(Collection entries)
BEGIN
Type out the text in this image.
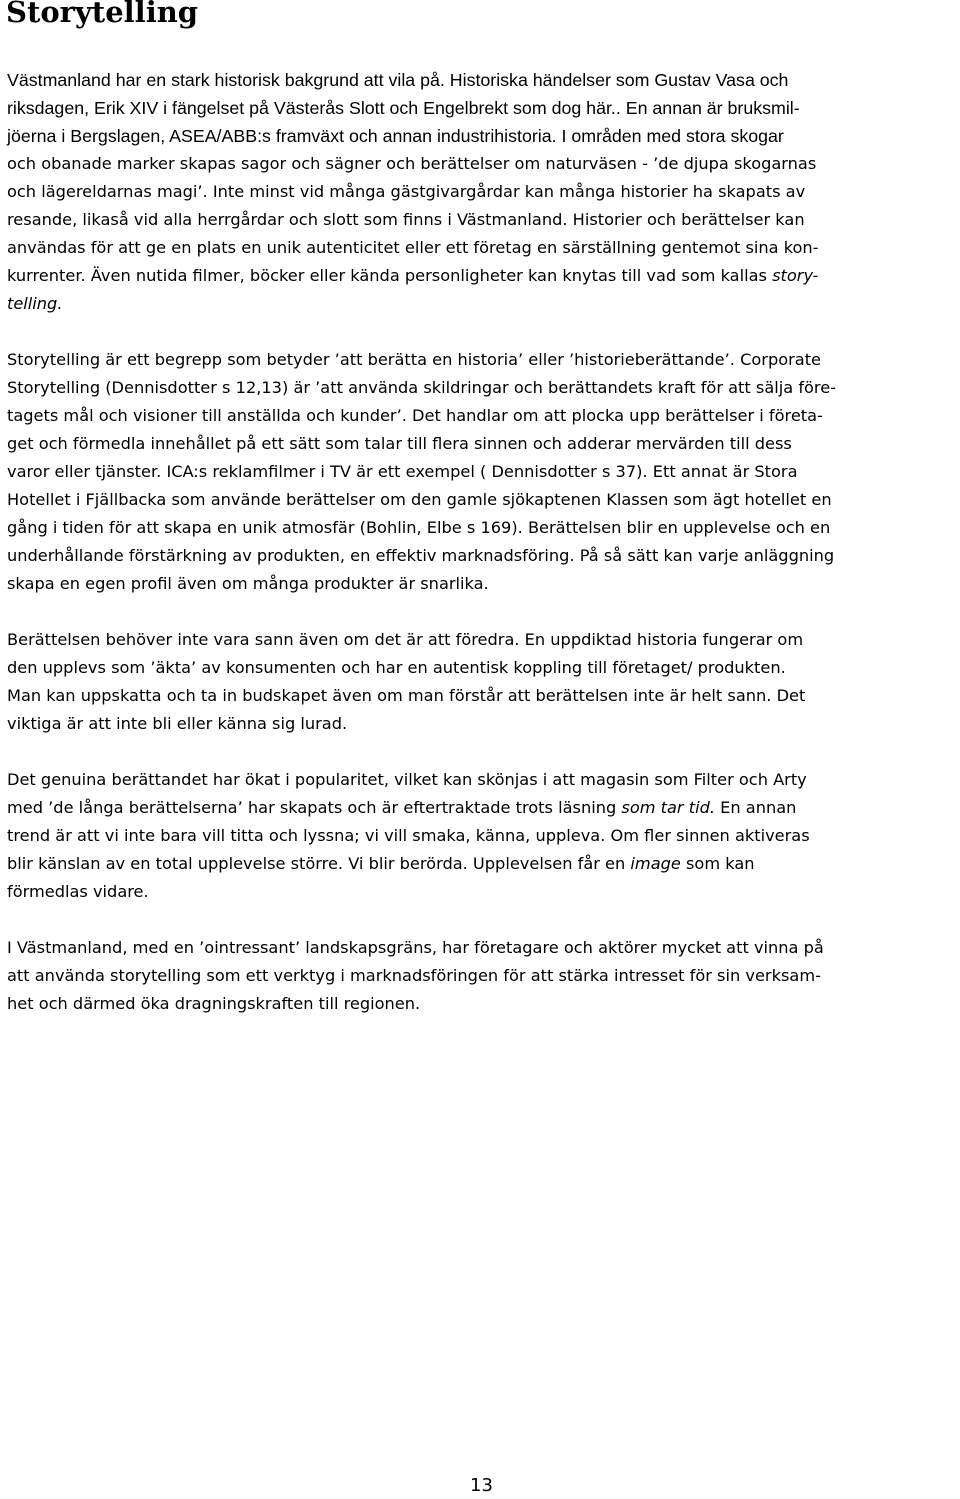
Storytelling
Västmanland har en stark historisk bakgrund att vila på. Historiska händelser som Gustav Vasa och
riksdagen, Erik XIV i fängelset på Västerås Slott och Engelbrekt som dog här.. En annan är bruksmil-
jöerna i Bergslagen, ASEA/ABB:s framväxt och annan industrihistoria. I områden med stora skogar
och obanade marker skapas sagor och sägner och berättelser om naturväsen - ’de djupa skogarnas
och lägereldarnas magi’. Inte minst vid många gästgivargårdar kan många historier ha skapats av
resande, likaså vid alla herrgårdar och slott som finns i Västmanland. Historier och berättelser kan
användas för att ge en plats en unik autenticitet eller ett företag en särställning gentemot sina kon-
kurrenter. Även nutida filmer, böcker eller kända personligheter kan knytas till vad som kallas story-
telling.
Storytelling är ett begrepp som betyder ’att berätta en historia’ eller ’historieberättande’. Corporate
Storytelling (Dennisdotter s 12,13) är ’att använda skildringar och berättandets kraft för att sälja före-
tagets mål och visioner till anställda och kunder’. Det handlar om att plocka upp berättelser i företa-
get och förmedla innehållet på ett sätt som talar till flera sinnen och adderar mervärden till dess
varor eller tjänster. ICA:s reklamfilmer i TV är ett exempel ( Dennisdotter s 37). Ett annat är Stora
Hotellet i Fjällbacka som använde berättelser om den gamle sjökaptenen Klassen som ägt hotellet en
gång i tiden för att skapa en unik atmosfär (Bohlin, Elbe s 169). Berättelsen blir en upplevelse och en
underhållande förstärkning av produkten, en effektiv marknadsföring. På så sätt kan varje anläggning
skapa en egen profil även om många produkter är snarlika.
Berättelsen behöver inte vara sann även om det är att föredra. En uppdiktad historia fungerar om
den upplevs som ’äkta’ av konsumenten och har en autentisk koppling till företaget/ produkten.
Man kan uppskatta och ta in budskapet även om man förstår att berättelsen inte är helt sann. Det
viktiga är att inte bli eller känna sig lurad.
Det genuina berättandet har ökat i popularitet, vilket kan skönjas i att magasin som Filter och Arty
med ’de långa berättelserna’ har skapats och är eftertraktade trots läsning som tar tid. En annan
trend är att vi inte bara vill titta och lyssna; vi vill smaka, känna, uppleva. Om fler sinnen aktiveras
blir känslan av en total upplevelse större. Vi blir berörda. Upplevelsen får en image som kan
förmedlas vidare.
I Västmanland, med en ’ointressant’ landskapsgräns, har företagare och aktörer mycket att vinna på
att använda storytelling som ett verktyg i marknadsföringen för att stärka intresset för sin verksam-
het och därmed öka dragningskraften till regionen.
13
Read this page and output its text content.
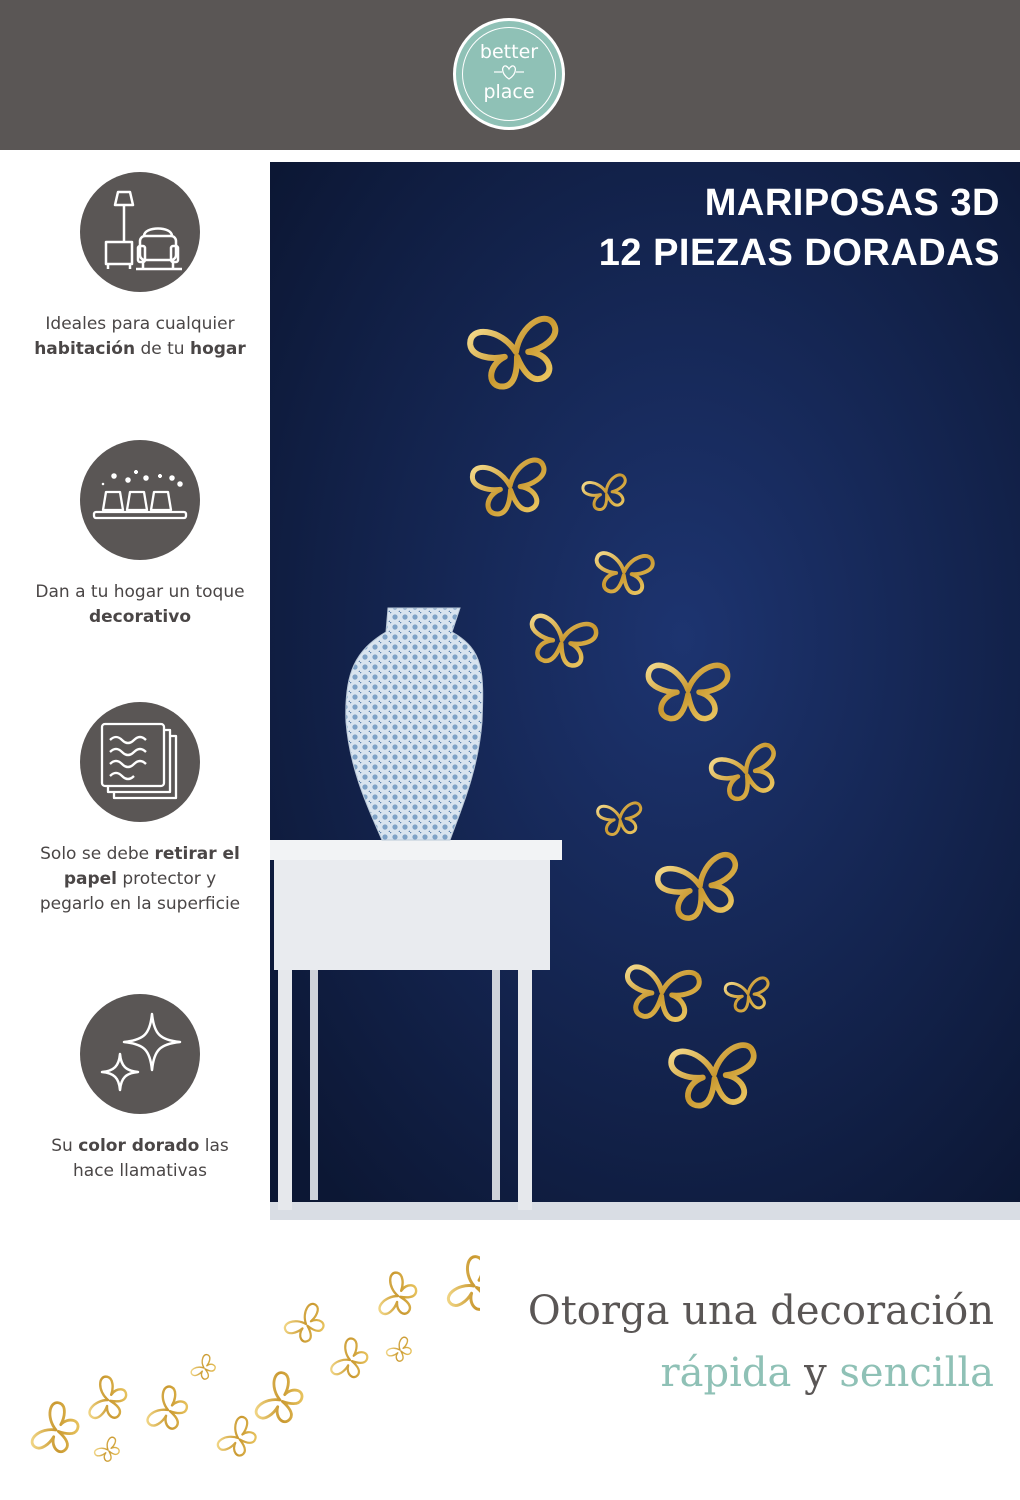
better
place
Ideales para cualquier habitación de tu hogar
Dan a tu hogar un toque decorativo
Solo se debe retirar el papel protector y pegarlo en la superficie
Su color dorado las hace llamativas
MARIPOSAS 3D
12 PIEZAS DORADAS
Otorga una decoración
rápida y sencilla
END
## What needs to be done:
Your task is to return the entries above exactly, with no pictures.

## Exercise solution:
Type out the text in this image.
Storytelling
Västmanland har en stark historisk bakgrund att vila på. Historiska händelser som Gustav Vasa och
riksdagen, Erik XIV i fängelset på Västerås Slott och Engelbrekt som dog här.. En annan är bruksmil-
jöerna i Bergslagen, ASEA/ABB:s framväxt och annan industrihistoria. I områden med stora skogar
och obanade marker skapas sagor och sägner och berättelser om naturväsen - ’de djupa skogarnas
och lägereldarnas magi’. Inte minst vid många gästgivargårdar kan många historier ha skapats av
resande, likaså vid alla herrgårdar och slott som finns i Västmanland. Historier och berättelser kan
användas för att ge en plats en unik autenticitet eller ett företag en särställning gentemot sina kon-
kurrenter. Även nutida filmer, böcker eller kända personligheter kan knytas till vad som kallas story-
telling.
Storytelling är ett begrepp som betyder ’att berätta en historia’ eller ’historieberättande’. Corporate
Storytelling (Dennisdotter s 12,13) är ’att använda skildringar och berättandets kraft för att sälja före-
tagets mål och visioner till anställda och kunder’. Det handlar om att plocka upp berättelser i företa-
get och förmedla innehållet på ett sätt som talar till flera sinnen och adderar mervärden till dess
varor eller tjänster. ICA:s reklamfilmer i TV är ett exempel ( Dennisdotter s 37). Ett annat är Stora
Hotellet i Fjällbacka som använde berättelser om den gamle sjökaptenen Klassen som ägt hotellet en
gång i tiden för att skapa en unik atmosfär (Bohlin, Elbe s 169). Berättelsen blir en upplevelse och en
underhållande förstärkning av produkten, en effektiv marknadsföring. På så sätt kan varje anläggning
skapa en egen profil även om många produkter är snarlika.
Berättelsen behöver inte vara sann även om det är att föredra. En uppdiktad historia fungerar om
den upplevs som ’äkta’ av konsumenten och har en autentisk koppling till företaget/ produkten.
Man kan uppskatta och ta in budskapet även om man förstår att berättelsen inte är helt sann. Det
viktiga är att inte bli eller känna sig lurad.
Det genuina berättandet har ökat i popularitet, vilket kan skönjas i att magasin som Filter och Arty
med ’de långa berättelserna’ har skapats och är eftertraktade trots läsning som tar tid. En annan
trend är att vi inte bara vill titta och lyssna; vi vill smaka, känna, uppleva. Om fler sinnen aktiveras
blir känslan av en total upplevelse större. Vi blir berörda. Upplevelsen får en image som kan
förmedlas vidare.
I Västmanland, med en ’ointressant’ landskapsgräns, har företagare och aktörer mycket att vinna på
att använda storytelling som ett verktyg i marknadsföringen för att stärka intresset för sin verksam-
het och därmed öka dragningskraften till regionen.
13
Read this page and output its text content.
better
place
Ideales para cualquier habitación de tu hogar
Dan a tu hogar un toque decorativo
Solo se debe retirar el papel protector y pegarlo en la superficie
Su color dorado las hace llamativas
MARIPOSAS 3D
12 PIEZAS DORADAS
Otorga una decoración
rápida y sencilla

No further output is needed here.